(Raw records)

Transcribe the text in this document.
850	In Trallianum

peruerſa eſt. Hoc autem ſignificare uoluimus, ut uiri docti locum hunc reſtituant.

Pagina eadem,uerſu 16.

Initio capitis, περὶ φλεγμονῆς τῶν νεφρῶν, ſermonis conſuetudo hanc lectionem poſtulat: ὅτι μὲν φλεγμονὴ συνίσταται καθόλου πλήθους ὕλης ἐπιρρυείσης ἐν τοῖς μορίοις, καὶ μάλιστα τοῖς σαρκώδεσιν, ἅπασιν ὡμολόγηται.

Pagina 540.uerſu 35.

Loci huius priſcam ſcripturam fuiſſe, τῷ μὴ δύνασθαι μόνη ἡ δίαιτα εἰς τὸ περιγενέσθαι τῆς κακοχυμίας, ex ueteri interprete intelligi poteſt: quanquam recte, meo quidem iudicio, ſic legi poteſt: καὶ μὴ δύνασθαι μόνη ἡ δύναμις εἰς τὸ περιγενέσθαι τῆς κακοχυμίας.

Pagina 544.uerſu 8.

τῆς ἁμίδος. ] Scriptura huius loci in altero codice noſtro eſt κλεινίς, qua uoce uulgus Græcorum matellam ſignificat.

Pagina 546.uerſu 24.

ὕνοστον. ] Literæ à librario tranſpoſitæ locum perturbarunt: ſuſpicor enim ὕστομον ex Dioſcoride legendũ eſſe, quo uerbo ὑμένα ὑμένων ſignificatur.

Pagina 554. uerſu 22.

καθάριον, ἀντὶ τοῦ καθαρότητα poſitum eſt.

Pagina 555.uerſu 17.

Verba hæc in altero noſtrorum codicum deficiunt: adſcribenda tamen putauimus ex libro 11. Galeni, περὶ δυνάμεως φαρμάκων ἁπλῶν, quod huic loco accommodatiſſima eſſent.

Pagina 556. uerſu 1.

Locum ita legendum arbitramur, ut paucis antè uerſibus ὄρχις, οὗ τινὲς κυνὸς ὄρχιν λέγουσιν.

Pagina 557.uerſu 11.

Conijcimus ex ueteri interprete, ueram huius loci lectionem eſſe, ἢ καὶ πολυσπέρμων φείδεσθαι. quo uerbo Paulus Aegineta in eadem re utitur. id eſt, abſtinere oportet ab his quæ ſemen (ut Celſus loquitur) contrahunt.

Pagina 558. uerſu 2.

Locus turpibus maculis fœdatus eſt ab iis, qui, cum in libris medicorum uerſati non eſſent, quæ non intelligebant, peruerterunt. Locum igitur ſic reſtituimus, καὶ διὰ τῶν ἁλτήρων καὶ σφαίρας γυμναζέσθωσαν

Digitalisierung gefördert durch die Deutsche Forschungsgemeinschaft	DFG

• DIRECTIONS FOR THIS TASK
All the data must be duplicated exactly, with nothing added or removed.

• ANSWER TO THE PROBLEM
Transcribe the text in this document.
850	In Trallianum

peruerſa eſt. Hoc autem ſignificare uoluimus, ut uiri docti locum hunc reſtituant.

Pagina eadem,uerſu 16.

Initio capitis, περὶ φλεγμονῆς τῶν νεφρῶν, ſermonis conſuetudo hanc lectionem poſtulat: ὅτι μὲν φλεγμονὴ συνίσταται καθόλου πλήθους ὕλης ἐπιρρυείσης ἐν τοῖς μορίοις, καὶ μάλιστα τοῖς σαρκώδεσιν, ἅπασιν ὡμολόγηται.

Pagina 540.uerſu 35.

Loci huius priſcam ſcripturam fuiſſe, τῷ μὴ δύνασθαι μόνη ἡ δίαιτα εἰς τὸ περιγενέσθαι τῆς κακοχυμίας, ex ueteri interprete intelligi poteſt: quanquam recte, meo quidem iudicio, ſic legi poteſt: καὶ μὴ δύνασθαι μόνη ἡ δύναμις εἰς τὸ περιγενέσθαι τῆς κακοχυμίας.

Pagina 544.uerſu 8.

τῆς ἁμίδος. ] Scriptura huius loci in altero codice noſtro eſt κλεινίς, qua uoce uulgus Græcorum matellam ſignificat.

Pagina 546.uerſu 24.

ὕνοστον. ] Literæ à librario tranſpoſitæ locum perturbarunt: ſuſpicor enim ὕστομον ex Dioſcoride legendũ eſſe, quo uerbo ὑμένα ὑμένων ſignificatur.

Pagina 554. uerſu 22.

καθάριον, ἀντὶ τοῦ καθαρότητα poſitum eſt.

Pagina 555.uerſu 17.

Verba hæc in altero noſtrorum codicum deficiunt: adſcribenda tamen putauimus ex libro 11. Galeni, περὶ δυνάμεως φαρμάκων ἁπλῶν, quod huic loco accommodatiſſima eſſent.

Pagina 556. uerſu 1.

Locum ita legendum arbitramur, ut paucis antè uerſibus ὄρχις, οὗ τινὲς κυνὸς ὄρχιν λέγουσιν.

Pagina 557.uerſu 11.

Conijcimus ex ueteri interprete, ueram huius loci lectionem eſſe, ἢ καὶ πολυσπέρμων φείδεσθαι. quo uerbo Paulus Aegineta in eadem re utitur. id eſt, abſtinere oportet ab his quæ ſemen (ut Celſus loquitur) contrahunt.

Pagina 558. uerſu 2.

Locus turpibus maculis fœdatus eſt ab iis, qui, cum in libris medicorum uerſati non eſſent, quæ non intelligebant, peruerterunt. Locum igitur ſic reſtituimus, καὶ διὰ τῶν ἁλτήρων καὶ σφαίρας γυμναζέσθωσαν

Digitalisierung gefördert durch die Deutsche Forschungsgemeinschaft	DFG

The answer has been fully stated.